Saved entries
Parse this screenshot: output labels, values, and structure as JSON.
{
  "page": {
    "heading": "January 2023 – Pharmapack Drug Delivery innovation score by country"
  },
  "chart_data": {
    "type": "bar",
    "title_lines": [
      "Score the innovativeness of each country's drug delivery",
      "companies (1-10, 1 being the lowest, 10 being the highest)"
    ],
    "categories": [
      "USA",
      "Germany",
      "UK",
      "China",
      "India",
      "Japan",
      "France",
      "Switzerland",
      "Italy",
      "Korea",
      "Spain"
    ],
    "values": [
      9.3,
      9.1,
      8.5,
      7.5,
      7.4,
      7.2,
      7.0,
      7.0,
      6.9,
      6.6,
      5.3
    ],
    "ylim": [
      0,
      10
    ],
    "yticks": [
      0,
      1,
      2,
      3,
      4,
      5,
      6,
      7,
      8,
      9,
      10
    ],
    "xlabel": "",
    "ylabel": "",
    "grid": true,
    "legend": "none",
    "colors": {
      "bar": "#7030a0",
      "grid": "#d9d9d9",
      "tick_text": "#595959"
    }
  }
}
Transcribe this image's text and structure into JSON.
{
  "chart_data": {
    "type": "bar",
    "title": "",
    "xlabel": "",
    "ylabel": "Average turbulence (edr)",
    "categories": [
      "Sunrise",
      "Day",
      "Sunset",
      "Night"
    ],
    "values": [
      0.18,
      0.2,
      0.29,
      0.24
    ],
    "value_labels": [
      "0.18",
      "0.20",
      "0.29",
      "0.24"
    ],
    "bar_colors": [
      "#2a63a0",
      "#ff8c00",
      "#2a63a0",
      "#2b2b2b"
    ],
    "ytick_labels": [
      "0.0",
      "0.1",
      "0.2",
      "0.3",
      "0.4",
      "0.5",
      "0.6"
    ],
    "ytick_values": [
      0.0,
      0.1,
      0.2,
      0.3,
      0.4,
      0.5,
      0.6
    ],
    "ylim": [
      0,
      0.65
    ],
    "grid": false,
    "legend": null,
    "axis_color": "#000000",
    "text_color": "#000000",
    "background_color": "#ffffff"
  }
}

- Aim of the task
From the records above, extract every line exactly as it stands.

- Final result
Parse this screenshot: output labels, values, and structure as JSON.
{
  "page": {
    "heading": "January 2023 – Pharmapack Drug Delivery innovation score by country"
  },
  "chart_data": {
    "type": "bar",
    "title_lines": [
      "Score the innovativeness of each country's drug delivery",
      "companies (1-10, 1 being the lowest, 10 being the highest)"
    ],
    "categories": [
      "USA",
      "Germany",
      "UK",
      "China",
      "India",
      "Japan",
      "France",
      "Switzerland",
      "Italy",
      "Korea",
      "Spain"
    ],
    "values": [
      9.3,
      9.1,
      8.5,
      7.5,
      7.4,
      7.2,
      7.0,
      7.0,
      6.9,
      6.6,
      5.3
    ],
    "ylim": [
      0,
      10
    ],
    "yticks": [
      0,
      1,
      2,
      3,
      4,
      5,
      6,
      7,
      8,
      9,
      10
    ],
    "xlabel": "",
    "ylabel": "",
    "grid": true,
    "legend": "none",
    "colors": {
      "bar": "#7030a0",
      "grid": "#d9d9d9",
      "tick_text": "#595959"
    }
  }
}
Transcribe this image's text and structure into JSON.
{
  "chart_data": {
    "type": "bar",
    "title": "",
    "xlabel": "",
    "ylabel": "Average turbulence (edr)",
    "categories": [
      "Sunrise",
      "Day",
      "Sunset",
      "Night"
    ],
    "values": [
      0.18,
      0.2,
      0.29,
      0.24
    ],
    "value_labels": [
      "0.18",
      "0.20",
      "0.29",
      "0.24"
    ],
    "bar_colors": [
      "#2a63a0",
      "#ff8c00",
      "#2a63a0",
      "#2b2b2b"
    ],
    "ytick_labels": [
      "0.0",
      "0.1",
      "0.2",
      "0.3",
      "0.4",
      "0.5",
      "0.6"
    ],
    "ytick_values": [
      0.0,
      0.1,
      0.2,
      0.3,
      0.4,
      0.5,
      0.6
    ],
    "ylim": [
      0,
      0.65
    ],
    "grid": false,
    "legend": null,
    "axis_color": "#000000",
    "text_color": "#000000",
    "background_color": "#ffffff"
  }
}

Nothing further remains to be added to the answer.